Dataset entries:
------------------------------------

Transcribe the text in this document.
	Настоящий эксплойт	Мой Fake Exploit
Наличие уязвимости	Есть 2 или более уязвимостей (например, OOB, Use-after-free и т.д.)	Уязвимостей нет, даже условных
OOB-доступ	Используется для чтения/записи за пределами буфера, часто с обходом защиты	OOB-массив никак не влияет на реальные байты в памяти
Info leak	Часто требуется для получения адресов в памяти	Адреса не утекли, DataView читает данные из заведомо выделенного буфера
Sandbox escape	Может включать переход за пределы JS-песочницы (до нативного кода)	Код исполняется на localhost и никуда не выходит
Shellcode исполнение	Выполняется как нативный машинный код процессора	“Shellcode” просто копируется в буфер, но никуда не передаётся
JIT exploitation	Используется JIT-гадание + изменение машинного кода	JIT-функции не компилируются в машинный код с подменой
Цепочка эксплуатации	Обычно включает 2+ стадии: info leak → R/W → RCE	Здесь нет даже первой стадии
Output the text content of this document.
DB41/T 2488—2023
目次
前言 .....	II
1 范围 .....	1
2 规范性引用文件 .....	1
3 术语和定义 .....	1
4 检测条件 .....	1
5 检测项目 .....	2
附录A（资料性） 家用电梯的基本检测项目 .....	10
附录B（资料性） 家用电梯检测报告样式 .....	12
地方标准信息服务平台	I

------------------------------------

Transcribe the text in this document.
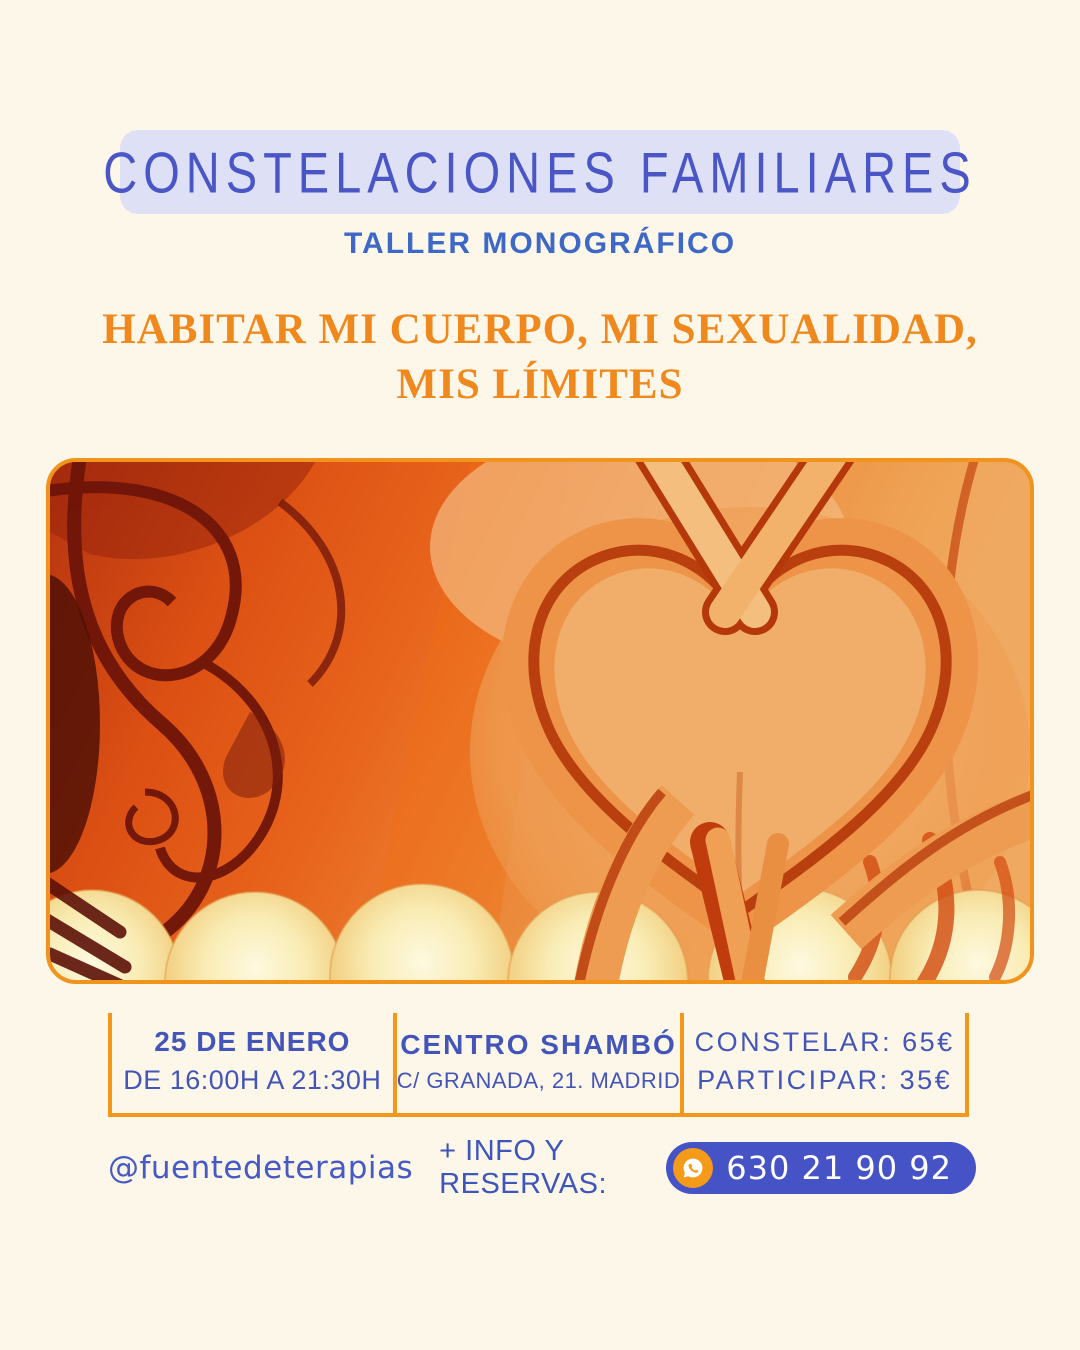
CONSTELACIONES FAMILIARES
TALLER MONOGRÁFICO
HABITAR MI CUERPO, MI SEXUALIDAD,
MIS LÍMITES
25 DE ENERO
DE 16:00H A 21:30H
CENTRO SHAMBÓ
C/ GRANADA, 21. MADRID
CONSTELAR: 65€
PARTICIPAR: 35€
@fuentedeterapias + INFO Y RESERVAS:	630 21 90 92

------------------------------------

## REQUIRED TASK:
Find and copy each line above that includes the string "памяти".

## ANSWER TO THIS PROBLEM:
OOB-доступ	Используется для чтения/записи за пределами буфера, часто с обходом защиты	OOB-массив никак не влияет на реальные байты в памяти
Info leak	Часто требуется для получения адресов в памяти	Адреса не утекли, DataView читает данные из заведомо выделенного буфера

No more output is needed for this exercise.